**Exercise aim**
Repeat what the lines below say, word for word, and skip every image.

Dataset excerpt:
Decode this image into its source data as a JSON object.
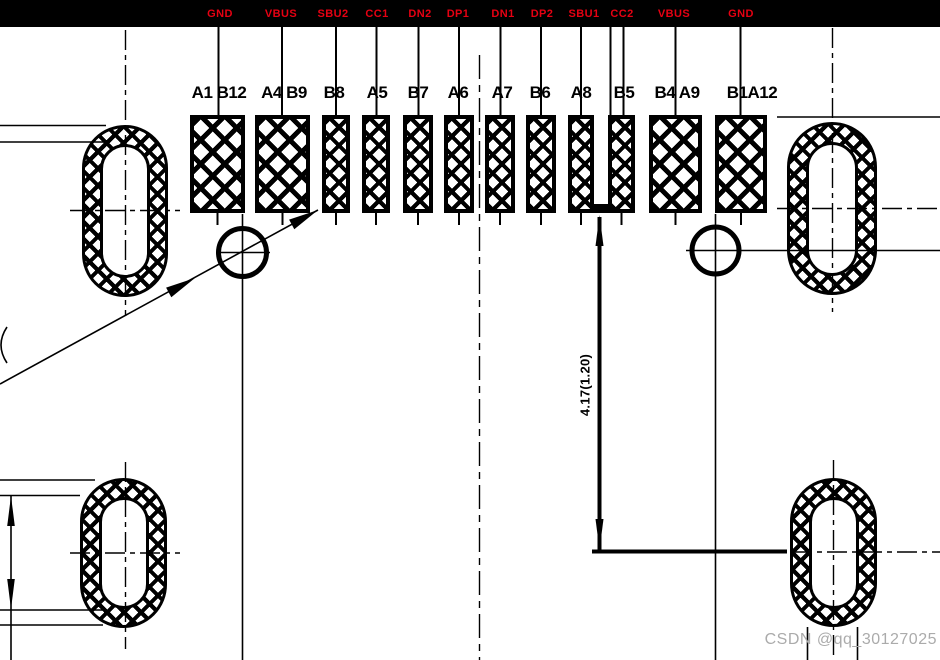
{
  "signals": [
    {
      "name": "GND"
    },
    {
      "name": "VBUS"
    },
    {
      "name": "SBU2"
    },
    {
      "name": "CC1"
    },
    {
      "name": "DN2"
    },
    {
      "name": "DP1"
    },
    {
      "name": "DN1"
    },
    {
      "name": "DP2"
    },
    {
      "name": "SBU1"
    },
    {
      "name": "CC2"
    },
    {
      "name": "VBUS"
    },
    {
      "name": "GND"
    }
  ],
  "pins": [
    {
      "label": "A1 B12"
    },
    {
      "label": "A4 B9"
    },
    {
      "label": "B8"
    },
    {
      "label": "A5"
    },
    {
      "label": "B7"
    },
    {
      "label": "A6"
    },
    {
      "label": "A7"
    },
    {
      "label": "B6"
    },
    {
      "label": "A8"
    },
    {
      "label": "B5"
    },
    {
      "label": "B4 A9"
    },
    {
      "label": "B1A12"
    }
  ],
  "dimension_vertical": {
    "text": "4.17(1.20)"
  },
  "watermark": {
    "text": "CSDN @qq_30127025"
  },
  "colors": {
    "ink": "#000000",
    "signal_label": "#e60012",
    "watermark": "#ababab",
    "background": "#ffffff"
  }
}
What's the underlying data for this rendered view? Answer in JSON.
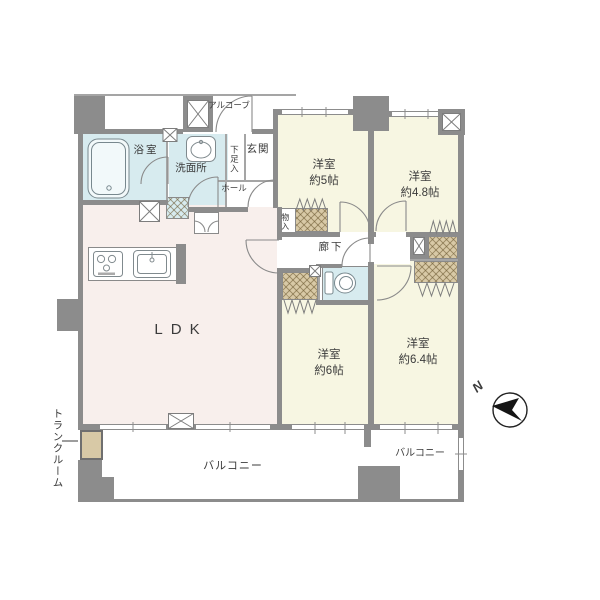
{
  "plan": {
    "labels": {
      "alcove": "アルコーブ",
      "bath": "浴室",
      "washroom": "洗面所",
      "shoe_cupboard": "下足入",
      "entrance": "玄関",
      "hall": "ホール",
      "closet_small": "物入",
      "corridor": "廊下",
      "ldk": "LDK",
      "bedroom_5": {
        "type": "洋室",
        "size": "約5帖"
      },
      "bedroom_48": {
        "type": "洋室",
        "size": "約4.8帖"
      },
      "bedroom_6": {
        "type": "洋室",
        "size": "約6帖"
      },
      "bedroom_64": {
        "type": "洋室",
        "size": "約6.4帖"
      },
      "balcony_main": "バルコニー",
      "balcony_sub": "バルコニー",
      "trunk_room": "トランクルーム"
    },
    "compass": {
      "north": "N"
    },
    "colors": {
      "wall": "#8c8c8c",
      "ldk_floor": "#f8efec",
      "bedroom_floor": "#f7f6e2",
      "wet_area_floor": "#d7ebef",
      "closet": "#d8c9a6",
      "outline": "#9a9a9a"
    }
  }
}
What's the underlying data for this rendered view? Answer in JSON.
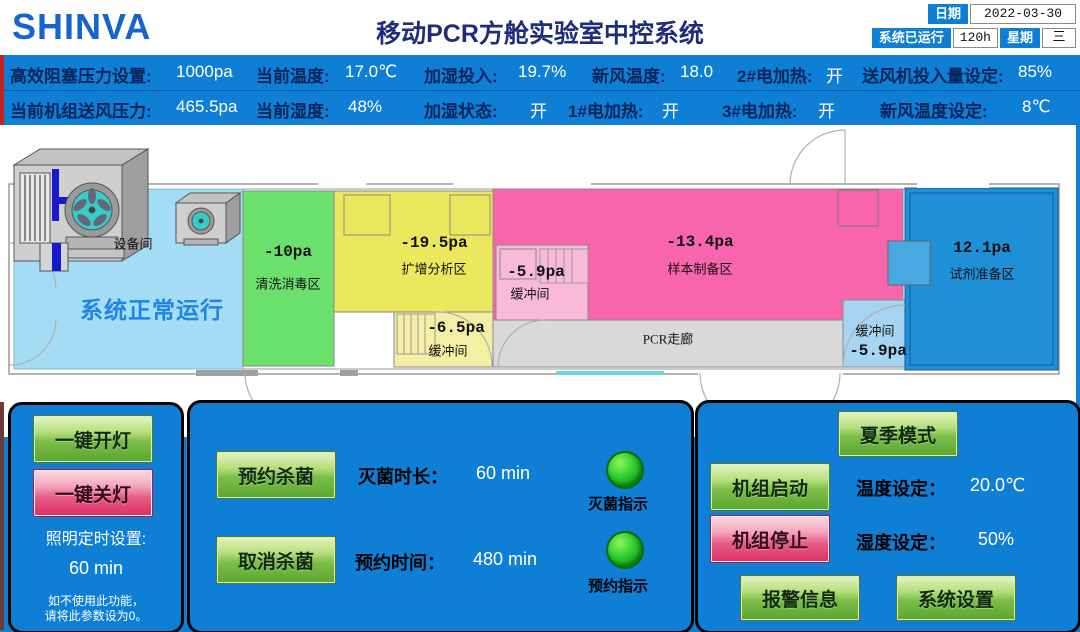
{
  "header": {
    "logo_text": "SHINVA",
    "title": "移动PCR方舱实验室中控系统",
    "date_chip": "日期",
    "date_value": "2022-03-30",
    "runtime_chip": "系统已运行",
    "runtime_value": "120h",
    "weekday_chip": "星期",
    "weekday_value": "三"
  },
  "status_bar": {
    "row1": [
      {
        "label": "高效阻塞压力设置:",
        "value": "1000pa"
      },
      {
        "label": "当前温度:",
        "value": "17.0℃"
      },
      {
        "label": "加湿投入:",
        "value": "19.7%"
      },
      {
        "label": "新风温度:",
        "value": "18.0"
      },
      {
        "label": "2#电加热:",
        "value": "开"
      },
      {
        "label": "送风机投入量设定:",
        "value": "85%"
      }
    ],
    "row2": [
      {
        "label": "当前机组送风压力:",
        "value": "465.5pa"
      },
      {
        "label": "当前湿度:",
        "value": "48%"
      },
      {
        "label": "加湿状态:",
        "value": "开"
      },
      {
        "label": "1#电加热:",
        "value": "开"
      },
      {
        "label": "3#电加热:",
        "value": "开"
      },
      {
        "label": "新风温度设定:",
        "value": "8℃"
      }
    ]
  },
  "floorplan": {
    "system_status": "系统正常运行",
    "equipment_room": "设备间",
    "rooms": {
      "clean": {
        "pressure": "-10pa",
        "name": "清洗消毒区"
      },
      "amplify": {
        "pressure": "-19.5pa",
        "name": "扩增分析区"
      },
      "buffer_amplify": {
        "pressure": "-6.5pa",
        "name": "缓冲间"
      },
      "buffer_sample": {
        "pressure": "-5.9pa",
        "name": "缓冲间"
      },
      "sample": {
        "pressure": "-13.4pa",
        "name": "样本制备区"
      },
      "corridor": {
        "name": "PCR走廊"
      },
      "buffer_reagent": {
        "name": "缓冲间",
        "pressure": "-5.9pa"
      },
      "reagent": {
        "pressure": "12.1pa",
        "name": "试剂准备区"
      }
    }
  },
  "panels": {
    "lighting": {
      "on_button": "一键开灯",
      "off_button": "一键关灯",
      "timer_label": "照明定时设置:",
      "timer_value": "60 min",
      "note_line1": "如不使用此功能，",
      "note_line2": "请将此参数设为0。"
    },
    "sterilization": {
      "reserve_button": "预约杀菌",
      "cancel_button": "取消杀菌",
      "duration_label": "灭菌时长：",
      "duration_value": "60 min",
      "reserve_time_label": "预约时间：",
      "reserve_time_value": "480 min",
      "sterilize_led_label": "灭菌指示",
      "reserve_led_label": "预约指示"
    },
    "hvac": {
      "summer_button": "夏季模式",
      "start_button": "机组启动",
      "stop_button": "机组停止",
      "temp_label": "温度设定：",
      "temp_value": "20.0℃",
      "humidity_label": "湿度设定：",
      "humidity_value": "50%",
      "alarm_button": "报警信息",
      "settings_button": "系统设置"
    }
  },
  "colors": {
    "status_blue": "#0f7fd6",
    "panel_blue": "#0f7fd6",
    "title_navy": "#1f2e7a",
    "logo_blue": "#1565cc",
    "accent_red": "#c22222",
    "room_equipment": "#a5dcf5",
    "room_clean": "#6ce06c",
    "room_amplify": "#ece85e",
    "room_buffer_yellow": "#f3efa5",
    "room_sample": "#f965ad",
    "room_buffer_pink": "#f9bada",
    "room_corridor": "#d9d9d9",
    "room_buffer_blue": "#a6d4f2",
    "room_reagent": "#1f8fd8",
    "led_green": "#2ecc2e",
    "button_green": "#6ab33e",
    "button_red": "#dc2e63",
    "system_status_blue": "#1e86e0"
  }
}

**Finished task**
Decode this image into its source data as a JSON object.
{
  "signals": [
    {
      "name": "GND"
    },
    {
      "name": "VBUS"
    },
    {
      "name": "SBU2"
    },
    {
      "name": "CC1"
    },
    {
      "name": "DN2"
    },
    {
      "name": "DP1"
    },
    {
      "name": "DN1"
    },
    {
      "name": "DP2"
    },
    {
      "name": "SBU1"
    },
    {
      "name": "CC2"
    },
    {
      "name": "VBUS"
    },
    {
      "name": "GND"
    }
  ],
  "pins": [
    {
      "label": "A1 B12"
    },
    {
      "label": "A4 B9"
    },
    {
      "label": "B8"
    },
    {
      "label": "A5"
    },
    {
      "label": "B7"
    },
    {
      "label": "A6"
    },
    {
      "label": "A7"
    },
    {
      "label": "B6"
    },
    {
      "label": "A8"
    },
    {
      "label": "B5"
    },
    {
      "label": "B4 A9"
    },
    {
      "label": "B1A12"
    }
  ],
  "dimension_vertical": {
    "text": "4.17(1.20)"
  },
  "watermark": {
    "text": "CSDN @qq_30127025"
  },
  "colors": {
    "ink": "#000000",
    "signal_label": "#e60012",
    "watermark": "#ababab",
    "background": "#ffffff"
  }
}
What's the underlying data for this rendered view? Answer in JSON.
{
  "plan": {
    "labels": {
      "alcove": "アルコーブ",
      "bath": "浴室",
      "washroom": "洗面所",
      "shoe_cupboard": "下足入",
      "entrance": "玄関",
      "hall": "ホール",
      "closet_small": "物入",
      "corridor": "廊下",
      "ldk": "LDK",
      "bedroom_5": {
        "type": "洋室",
        "size": "約5帖"
      },
      "bedroom_48": {
        "type": "洋室",
        "size": "約4.8帖"
      },
      "bedroom_6": {
        "type": "洋室",
        "size": "約6帖"
      },
      "bedroom_64": {
        "type": "洋室",
        "size": "約6.4帖"
      },
      "balcony_main": "バルコニー",
      "balcony_sub": "バルコニー",
      "trunk_room": "トランクルーム"
    },
    "compass": {
      "north": "N"
    },
    "colors": {
      "wall": "#8c8c8c",
      "ldk_floor": "#f8efec",
      "bedroom_floor": "#f7f6e2",
      "wet_area_floor": "#d7ebef",
      "closet": "#d8c9a6",
      "outline": "#9a9a9a"
    }
  }
}
What's the underlying data for this rendered view? Answer in JSON.
{
  "header": {
    "logo_text": "SHINVA",
    "title": "移动PCR方舱实验室中控系统",
    "date_chip": "日期",
    "date_value": "2022-03-30",
    "runtime_chip": "系统已运行",
    "runtime_value": "120h",
    "weekday_chip": "星期",
    "weekday_value": "三"
  },
  "status_bar": {
    "row1": [
      {
        "label": "高效阻塞压力设置:",
        "value": "1000pa"
      },
      {
        "label": "当前温度:",
        "value": "17.0℃"
      },
      {
        "label": "加湿投入:",
        "value": "19.7%"
      },
      {
        "label": "新风温度:",
        "value": "18.0"
      },
      {
        "label": "2#电加热:",
        "value": "开"
      },
      {
        "label": "送风机投入量设定:",
        "value": "85%"
      }
    ],
    "row2": [
      {
        "label": "当前机组送风压力:",
        "value": "465.5pa"
      },
      {
        "label": "当前湿度:",
        "value": "48%"
      },
      {
        "label": "加湿状态:",
        "value": "开"
      },
      {
        "label": "1#电加热:",
        "value": "开"
      },
      {
        "label": "3#电加热:",
        "value": "开"
      },
      {
        "label": "新风温度设定:",
        "value": "8℃"
      }
    ]
  },
  "floorplan": {
    "system_status": "系统正常运行",
    "equipment_room": "设备间",
    "rooms": {
      "clean": {
        "pressure": "-10pa",
        "name": "清洗消毒区"
      },
      "amplify": {
        "pressure": "-19.5pa",
        "name": "扩增分析区"
      },
      "buffer_amplify": {
        "pressure": "-6.5pa",
        "name": "缓冲间"
      },
      "buffer_sample": {
        "pressure": "-5.9pa",
        "name": "缓冲间"
      },
      "sample": {
        "pressure": "-13.4pa",
        "name": "样本制备区"
      },
      "corridor": {
        "name": "PCR走廊"
      },
      "buffer_reagent": {
        "name": "缓冲间",
        "pressure": "-5.9pa"
      },
      "reagent": {
        "pressure": "12.1pa",
        "name": "试剂准备区"
      }
    }
  },
  "panels": {
    "lighting": {
      "on_button": "一键开灯",
      "off_button": "一键关灯",
      "timer_label": "照明定时设置:",
      "timer_value": "60 min",
      "note_line1": "如不使用此功能，",
      "note_line2": "请将此参数设为0。"
    },
    "sterilization": {
      "reserve_button": "预约杀菌",
      "cancel_button": "取消杀菌",
      "duration_label": "灭菌时长：",
      "duration_value": "60 min",
      "reserve_time_label": "预约时间：",
      "reserve_time_value": "480 min",
      "sterilize_led_label": "灭菌指示",
      "reserve_led_label": "预约指示"
    },
    "hvac": {
      "summer_button": "夏季模式",
      "start_button": "机组启动",
      "stop_button": "机组停止",
      "temp_label": "温度设定：",
      "temp_value": "20.0℃",
      "humidity_label": "湿度设定：",
      "humidity_value": "50%",
      "alarm_button": "报警信息",
      "settings_button": "系统设置"
    }
  },
  "colors": {
    "status_blue": "#0f7fd6",
    "panel_blue": "#0f7fd6",
    "title_navy": "#1f2e7a",
    "logo_blue": "#1565cc",
    "accent_red": "#c22222",
    "room_equipment": "#a5dcf5",
    "room_clean": "#6ce06c",
    "room_amplify": "#ece85e",
    "room_buffer_yellow": "#f3efa5",
    "room_sample": "#f965ad",
    "room_buffer_pink": "#f9bada",
    "room_corridor": "#d9d9d9",
    "room_buffer_blue": "#a6d4f2",
    "room_reagent": "#1f8fd8",
    "led_green": "#2ecc2e",
    "button_green": "#6ab33e",
    "button_red": "#dc2e63",
    "system_status_blue": "#1e86e0"
  }
}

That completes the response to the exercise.